Work to do - Retype the complete listing exactly as it appears.

Input data -

----

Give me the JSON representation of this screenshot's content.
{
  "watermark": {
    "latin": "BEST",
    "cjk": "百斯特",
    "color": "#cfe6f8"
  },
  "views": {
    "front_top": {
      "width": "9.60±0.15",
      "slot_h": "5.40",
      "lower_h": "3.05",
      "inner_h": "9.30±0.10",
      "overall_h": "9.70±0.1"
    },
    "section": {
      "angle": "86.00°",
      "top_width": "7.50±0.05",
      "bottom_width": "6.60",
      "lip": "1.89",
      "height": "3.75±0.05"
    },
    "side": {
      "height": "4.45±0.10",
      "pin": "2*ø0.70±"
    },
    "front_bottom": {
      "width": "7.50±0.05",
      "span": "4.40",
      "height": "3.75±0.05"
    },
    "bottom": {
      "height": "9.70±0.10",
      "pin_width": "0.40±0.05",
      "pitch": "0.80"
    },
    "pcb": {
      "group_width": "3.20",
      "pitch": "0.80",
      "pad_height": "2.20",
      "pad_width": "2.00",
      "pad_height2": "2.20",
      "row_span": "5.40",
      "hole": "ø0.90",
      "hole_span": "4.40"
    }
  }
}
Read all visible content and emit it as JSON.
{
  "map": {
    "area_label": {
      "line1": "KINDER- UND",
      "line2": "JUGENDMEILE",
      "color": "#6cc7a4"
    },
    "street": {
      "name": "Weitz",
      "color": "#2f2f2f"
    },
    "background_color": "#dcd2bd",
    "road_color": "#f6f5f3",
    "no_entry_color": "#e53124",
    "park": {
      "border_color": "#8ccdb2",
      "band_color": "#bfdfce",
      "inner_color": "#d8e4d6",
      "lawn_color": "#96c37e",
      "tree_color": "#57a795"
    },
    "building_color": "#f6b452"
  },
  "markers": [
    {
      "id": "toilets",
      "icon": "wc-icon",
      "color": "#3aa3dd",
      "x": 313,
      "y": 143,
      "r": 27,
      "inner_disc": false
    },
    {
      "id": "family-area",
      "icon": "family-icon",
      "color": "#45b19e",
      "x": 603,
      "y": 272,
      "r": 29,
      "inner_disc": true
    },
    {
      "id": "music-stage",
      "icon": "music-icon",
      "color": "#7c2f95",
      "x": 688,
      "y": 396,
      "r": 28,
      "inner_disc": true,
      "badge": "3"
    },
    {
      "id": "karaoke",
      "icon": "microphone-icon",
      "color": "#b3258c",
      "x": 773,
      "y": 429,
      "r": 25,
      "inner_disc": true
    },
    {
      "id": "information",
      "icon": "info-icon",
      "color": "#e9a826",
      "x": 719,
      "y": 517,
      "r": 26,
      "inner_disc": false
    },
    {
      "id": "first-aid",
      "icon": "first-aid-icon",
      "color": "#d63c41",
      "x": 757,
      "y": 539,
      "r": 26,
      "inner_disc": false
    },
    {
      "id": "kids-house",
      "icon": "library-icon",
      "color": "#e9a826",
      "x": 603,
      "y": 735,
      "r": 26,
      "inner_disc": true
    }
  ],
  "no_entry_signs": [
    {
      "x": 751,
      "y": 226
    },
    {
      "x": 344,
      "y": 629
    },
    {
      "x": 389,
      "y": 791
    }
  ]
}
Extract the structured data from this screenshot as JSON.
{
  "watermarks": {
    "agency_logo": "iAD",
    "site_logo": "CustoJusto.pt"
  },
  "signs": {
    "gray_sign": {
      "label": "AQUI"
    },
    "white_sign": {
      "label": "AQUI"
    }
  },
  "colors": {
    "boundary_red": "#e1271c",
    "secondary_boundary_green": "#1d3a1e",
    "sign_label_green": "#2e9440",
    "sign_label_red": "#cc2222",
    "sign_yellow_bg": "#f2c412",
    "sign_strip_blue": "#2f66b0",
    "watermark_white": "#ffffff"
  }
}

----

Worked answer -
Give me the JSON representation of this screenshot's content.
{
  "watermark": {
    "latin": "BEST",
    "cjk": "百斯特",
    "color": "#cfe6f8"
  },
  "views": {
    "front_top": {
      "width": "9.60±0.15",
      "slot_h": "5.40",
      "lower_h": "3.05",
      "inner_h": "9.30±0.10",
      "overall_h": "9.70±0.1"
    },
    "section": {
      "angle": "86.00°",
      "top_width": "7.50±0.05",
      "bottom_width": "6.60",
      "lip": "1.89",
      "height": "3.75±0.05"
    },
    "side": {
      "height": "4.45±0.10",
      "pin": "2*ø0.70±"
    },
    "front_bottom": {
      "width": "7.50±0.05",
      "span": "4.40",
      "height": "3.75±0.05"
    },
    "bottom": {
      "height": "9.70±0.10",
      "pin_width": "0.40±0.05",
      "pitch": "0.80"
    },
    "pcb": {
      "group_width": "3.20",
      "pitch": "0.80",
      "pad_height": "2.20",
      "pad_width": "2.00",
      "pad_height2": "2.20",
      "row_span": "5.40",
      "hole": "ø0.90",
      "hole_span": "4.40"
    }
  }
}
Read all visible content and emit it as JSON.
{
  "map": {
    "area_label": {
      "line1": "KINDER- UND",
      "line2": "JUGENDMEILE",
      "color": "#6cc7a4"
    },
    "street": {
      "name": "Weitz",
      "color": "#2f2f2f"
    },
    "background_color": "#dcd2bd",
    "road_color": "#f6f5f3",
    "no_entry_color": "#e53124",
    "park": {
      "border_color": "#8ccdb2",
      "band_color": "#bfdfce",
      "inner_color": "#d8e4d6",
      "lawn_color": "#96c37e",
      "tree_color": "#57a795"
    },
    "building_color": "#f6b452"
  },
  "markers": [
    {
      "id": "toilets",
      "icon": "wc-icon",
      "color": "#3aa3dd",
      "x": 313,
      "y": 143,
      "r": 27,
      "inner_disc": false
    },
    {
      "id": "family-area",
      "icon": "family-icon",
      "color": "#45b19e",
      "x": 603,
      "y": 272,
      "r": 29,
      "inner_disc": true
    },
    {
      "id": "music-stage",
      "icon": "music-icon",
      "color": "#7c2f95",
      "x": 688,
      "y": 396,
      "r": 28,
      "inner_disc": true,
      "badge": "3"
    },
    {
      "id": "karaoke",
      "icon": "microphone-icon",
      "color": "#b3258c",
      "x": 773,
      "y": 429,
      "r": 25,
      "inner_disc": true
    },
    {
      "id": "information",
      "icon": "info-icon",
      "color": "#e9a826",
      "x": 719,
      "y": 517,
      "r": 26,
      "inner_disc": false
    },
    {
      "id": "first-aid",
      "icon": "first-aid-icon",
      "color": "#d63c41",
      "x": 757,
      "y": 539,
      "r": 26,
      "inner_disc": false
    },
    {
      "id": "kids-house",
      "icon": "library-icon",
      "color": "#e9a826",
      "x": 603,
      "y": 735,
      "r": 26,
      "inner_disc": true
    }
  ],
  "no_entry_signs": [
    {
      "x": 751,
      "y": 226
    },
    {
      "x": 344,
      "y": 629
    },
    {
      "x": 389,
      "y": 791
    }
  ]
}
Extract the structured data from this screenshot as JSON.
{
  "watermarks": {
    "agency_logo": "iAD",
    "site_logo": "CustoJusto.pt"
  },
  "signs": {
    "gray_sign": {
      "label": "AQUI"
    },
    "white_sign": {
      "label": "AQUI"
    }
  },
  "colors": {
    "boundary_red": "#e1271c",
    "secondary_boundary_green": "#1d3a1e",
    "sign_label_green": "#2e9440",
    "sign_label_red": "#cc2222",
    "sign_yellow_bg": "#f2c412",
    "sign_strip_blue": "#2f66b0",
    "watermark_white": "#ffffff"
  }
}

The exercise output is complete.